#### Required action:
The data below should be printed in full, exactly, and without any of its images.

#### Excerpts from a figure dataset:
---+---

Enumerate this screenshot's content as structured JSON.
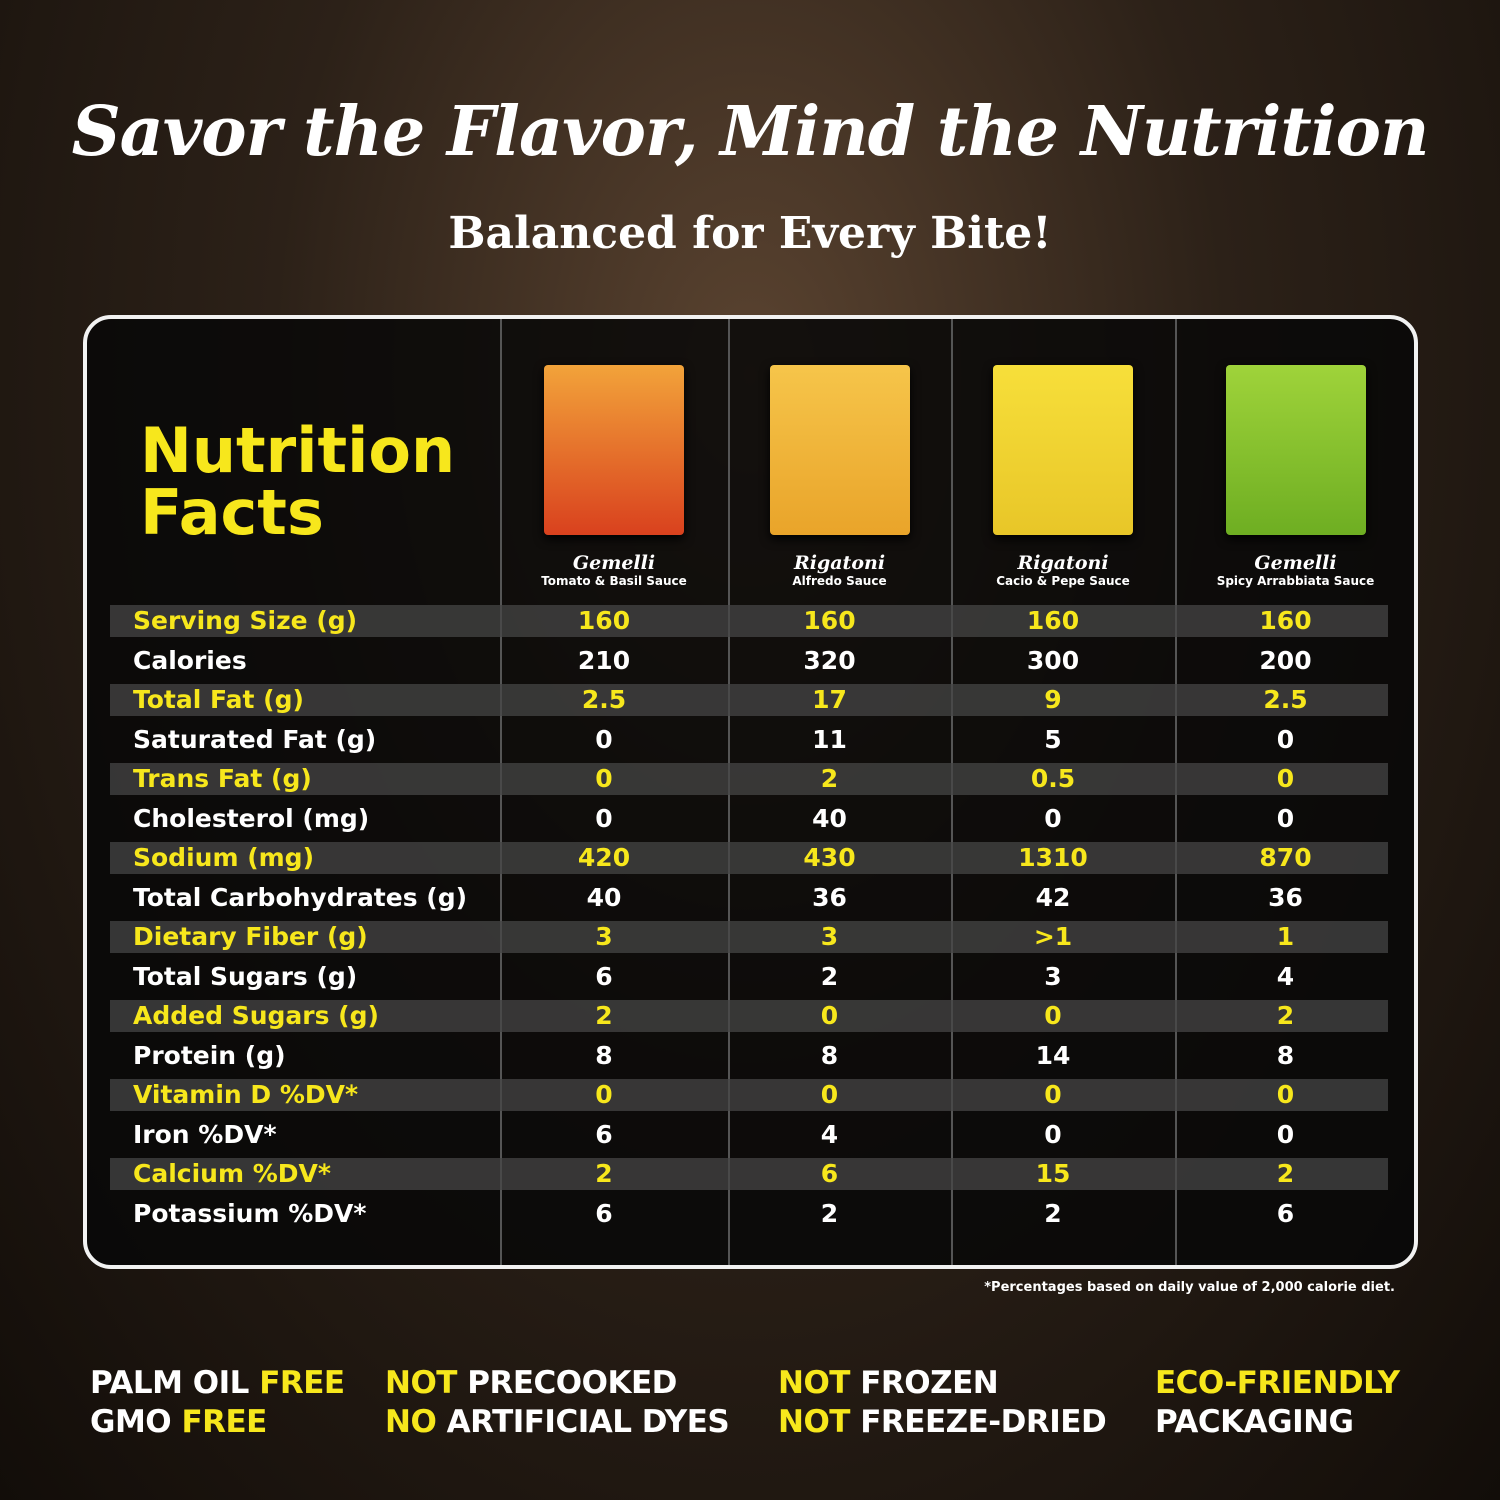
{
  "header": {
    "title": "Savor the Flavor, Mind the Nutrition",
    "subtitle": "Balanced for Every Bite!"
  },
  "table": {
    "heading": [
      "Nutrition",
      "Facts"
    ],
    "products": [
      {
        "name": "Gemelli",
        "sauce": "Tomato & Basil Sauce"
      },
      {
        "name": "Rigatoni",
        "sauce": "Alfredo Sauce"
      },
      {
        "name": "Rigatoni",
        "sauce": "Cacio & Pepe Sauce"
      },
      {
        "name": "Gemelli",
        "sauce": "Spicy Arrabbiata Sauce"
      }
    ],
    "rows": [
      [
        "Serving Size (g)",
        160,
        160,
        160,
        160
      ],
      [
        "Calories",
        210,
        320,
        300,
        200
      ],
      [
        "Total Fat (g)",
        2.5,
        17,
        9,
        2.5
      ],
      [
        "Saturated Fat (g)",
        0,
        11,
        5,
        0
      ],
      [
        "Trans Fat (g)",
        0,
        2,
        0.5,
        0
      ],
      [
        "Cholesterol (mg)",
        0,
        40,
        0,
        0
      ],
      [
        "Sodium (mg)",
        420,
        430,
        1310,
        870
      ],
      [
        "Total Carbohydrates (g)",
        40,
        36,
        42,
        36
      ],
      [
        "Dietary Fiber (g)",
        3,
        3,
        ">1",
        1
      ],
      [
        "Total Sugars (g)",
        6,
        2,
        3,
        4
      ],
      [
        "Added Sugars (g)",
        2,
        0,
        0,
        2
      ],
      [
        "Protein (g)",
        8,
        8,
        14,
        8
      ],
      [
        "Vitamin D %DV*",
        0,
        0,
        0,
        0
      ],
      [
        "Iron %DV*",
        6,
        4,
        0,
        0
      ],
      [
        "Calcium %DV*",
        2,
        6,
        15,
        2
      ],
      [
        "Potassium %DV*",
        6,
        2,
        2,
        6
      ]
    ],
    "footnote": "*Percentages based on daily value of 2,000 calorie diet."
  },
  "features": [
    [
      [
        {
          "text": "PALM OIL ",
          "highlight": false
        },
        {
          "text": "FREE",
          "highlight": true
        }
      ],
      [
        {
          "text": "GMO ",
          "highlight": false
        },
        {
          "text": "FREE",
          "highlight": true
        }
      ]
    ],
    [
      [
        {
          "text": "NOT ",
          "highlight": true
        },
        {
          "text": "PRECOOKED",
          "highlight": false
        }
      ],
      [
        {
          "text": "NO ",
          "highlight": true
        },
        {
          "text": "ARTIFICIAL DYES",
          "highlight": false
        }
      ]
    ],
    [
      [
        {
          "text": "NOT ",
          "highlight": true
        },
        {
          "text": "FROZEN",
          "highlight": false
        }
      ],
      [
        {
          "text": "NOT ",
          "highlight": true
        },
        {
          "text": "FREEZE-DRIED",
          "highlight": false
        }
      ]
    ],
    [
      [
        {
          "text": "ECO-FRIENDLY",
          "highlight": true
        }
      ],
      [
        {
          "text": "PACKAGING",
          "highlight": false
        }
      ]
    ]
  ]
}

---+---

#### Written solution:
Enumerate this screenshot's content as structured JSON.
{
  "header": {
    "title": "Savor the Flavor, Mind the Nutrition",
    "subtitle": "Balanced for Every Bite!"
  },
  "table": {
    "heading": [
      "Nutrition",
      "Facts"
    ],
    "products": [
      {
        "name": "Gemelli",
        "sauce": "Tomato & Basil Sauce"
      },
      {
        "name": "Rigatoni",
        "sauce": "Alfredo Sauce"
      },
      {
        "name": "Rigatoni",
        "sauce": "Cacio & Pepe Sauce"
      },
      {
        "name": "Gemelli",
        "sauce": "Spicy Arrabbiata Sauce"
      }
    ],
    "rows": [
      [
        "Serving Size (g)",
        160,
        160,
        160,
        160
      ],
      [
        "Calories",
        210,
        320,
        300,
        200
      ],
      [
        "Total Fat (g)",
        2.5,
        17,
        9,
        2.5
      ],
      [
        "Saturated Fat (g)",
        0,
        11,
        5,
        0
      ],
      [
        "Trans Fat (g)",
        0,
        2,
        0.5,
        0
      ],
      [
        "Cholesterol (mg)",
        0,
        40,
        0,
        0
      ],
      [
        "Sodium (mg)",
        420,
        430,
        1310,
        870
      ],
      [
        "Total Carbohydrates (g)",
        40,
        36,
        42,
        36
      ],
      [
        "Dietary Fiber (g)",
        3,
        3,
        ">1",
        1
      ],
      [
        "Total Sugars (g)",
        6,
        2,
        3,
        4
      ],
      [
        "Added Sugars (g)",
        2,
        0,
        0,
        2
      ],
      [
        "Protein (g)",
        8,
        8,
        14,
        8
      ],
      [
        "Vitamin D %DV*",
        0,
        0,
        0,
        0
      ],
      [
        "Iron %DV*",
        6,
        4,
        0,
        0
      ],
      [
        "Calcium %DV*",
        2,
        6,
        15,
        2
      ],
      [
        "Potassium %DV*",
        6,
        2,
        2,
        6
      ]
    ],
    "footnote": "*Percentages based on daily value of 2,000 calorie diet."
  },
  "features": [
    [
      [
        {
          "text": "PALM OIL ",
          "highlight": false
        },
        {
          "text": "FREE",
          "highlight": true
        }
      ],
      [
        {
          "text": "GMO ",
          "highlight": false
        },
        {
          "text": "FREE",
          "highlight": true
        }
      ]
    ],
    [
      [
        {
          "text": "NOT ",
          "highlight": true
        },
        {
          "text": "PRECOOKED",
          "highlight": false
        }
      ],
      [
        {
          "text": "NO ",
          "highlight": true
        },
        {
          "text": "ARTIFICIAL DYES",
          "highlight": false
        }
      ]
    ],
    [
      [
        {
          "text": "NOT ",
          "highlight": true
        },
        {
          "text": "FROZEN",
          "highlight": false
        }
      ],
      [
        {
          "text": "NOT ",
          "highlight": true
        },
        {
          "text": "FREEZE-DRIED",
          "highlight": false
        }
      ]
    ],
    [
      [
        {
          "text": "ECO-FRIENDLY",
          "highlight": true
        }
      ],
      [
        {
          "text": "PACKAGING",
          "highlight": false
        }
      ]
    ]
  ]
}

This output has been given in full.